++++ EXERCISE INPUT

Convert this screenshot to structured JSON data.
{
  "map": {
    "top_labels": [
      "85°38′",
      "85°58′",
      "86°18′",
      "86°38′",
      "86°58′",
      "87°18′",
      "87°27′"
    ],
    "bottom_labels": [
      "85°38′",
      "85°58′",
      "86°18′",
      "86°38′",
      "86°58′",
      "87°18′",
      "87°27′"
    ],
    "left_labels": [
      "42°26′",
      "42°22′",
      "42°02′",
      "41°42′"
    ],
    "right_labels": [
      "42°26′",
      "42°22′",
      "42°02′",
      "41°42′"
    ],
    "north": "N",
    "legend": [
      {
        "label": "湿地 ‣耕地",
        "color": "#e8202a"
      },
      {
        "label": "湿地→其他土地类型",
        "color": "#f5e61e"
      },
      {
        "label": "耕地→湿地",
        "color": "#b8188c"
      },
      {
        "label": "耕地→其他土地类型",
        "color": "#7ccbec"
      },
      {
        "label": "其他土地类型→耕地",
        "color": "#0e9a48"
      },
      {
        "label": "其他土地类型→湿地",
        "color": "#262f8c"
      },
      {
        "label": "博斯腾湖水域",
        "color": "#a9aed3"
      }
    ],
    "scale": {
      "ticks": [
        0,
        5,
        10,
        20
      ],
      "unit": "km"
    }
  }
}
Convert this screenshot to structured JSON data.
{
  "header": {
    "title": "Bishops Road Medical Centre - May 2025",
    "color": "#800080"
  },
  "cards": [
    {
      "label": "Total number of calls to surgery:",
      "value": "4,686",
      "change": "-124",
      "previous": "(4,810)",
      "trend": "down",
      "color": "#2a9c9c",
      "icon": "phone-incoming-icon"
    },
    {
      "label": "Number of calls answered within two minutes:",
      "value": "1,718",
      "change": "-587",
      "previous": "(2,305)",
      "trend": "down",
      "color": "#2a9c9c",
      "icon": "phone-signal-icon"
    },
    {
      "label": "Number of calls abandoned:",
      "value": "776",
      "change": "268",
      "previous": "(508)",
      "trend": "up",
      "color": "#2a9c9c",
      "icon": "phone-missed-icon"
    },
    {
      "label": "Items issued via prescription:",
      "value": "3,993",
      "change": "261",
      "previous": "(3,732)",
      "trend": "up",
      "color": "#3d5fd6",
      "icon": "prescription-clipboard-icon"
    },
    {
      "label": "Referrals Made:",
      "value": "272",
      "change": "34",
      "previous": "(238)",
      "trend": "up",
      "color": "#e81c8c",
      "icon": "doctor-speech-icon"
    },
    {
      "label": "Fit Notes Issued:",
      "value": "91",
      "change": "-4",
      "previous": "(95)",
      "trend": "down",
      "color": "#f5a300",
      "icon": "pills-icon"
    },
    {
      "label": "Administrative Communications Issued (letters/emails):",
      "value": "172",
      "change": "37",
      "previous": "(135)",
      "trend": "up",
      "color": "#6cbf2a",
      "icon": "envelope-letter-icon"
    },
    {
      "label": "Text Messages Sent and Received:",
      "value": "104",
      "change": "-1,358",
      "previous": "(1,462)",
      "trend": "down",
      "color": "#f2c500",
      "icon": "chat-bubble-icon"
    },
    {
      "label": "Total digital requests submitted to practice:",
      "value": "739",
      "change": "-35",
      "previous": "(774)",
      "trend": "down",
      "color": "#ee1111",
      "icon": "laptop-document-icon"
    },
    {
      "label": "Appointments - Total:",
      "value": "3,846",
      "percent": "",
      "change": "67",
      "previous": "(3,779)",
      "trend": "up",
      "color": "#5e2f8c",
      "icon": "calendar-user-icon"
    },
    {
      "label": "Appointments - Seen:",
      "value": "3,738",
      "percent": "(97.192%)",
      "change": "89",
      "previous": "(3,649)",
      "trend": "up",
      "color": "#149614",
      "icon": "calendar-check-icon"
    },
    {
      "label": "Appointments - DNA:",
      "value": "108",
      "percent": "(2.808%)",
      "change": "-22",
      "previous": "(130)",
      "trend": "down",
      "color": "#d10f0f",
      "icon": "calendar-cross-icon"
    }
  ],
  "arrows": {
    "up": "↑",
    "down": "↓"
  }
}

++++++++

_REQUIRED WORK:_ State the number of lines in this listing that contain the string "calls", and add nothing else.

_REPLY TO THE TASK:_ 3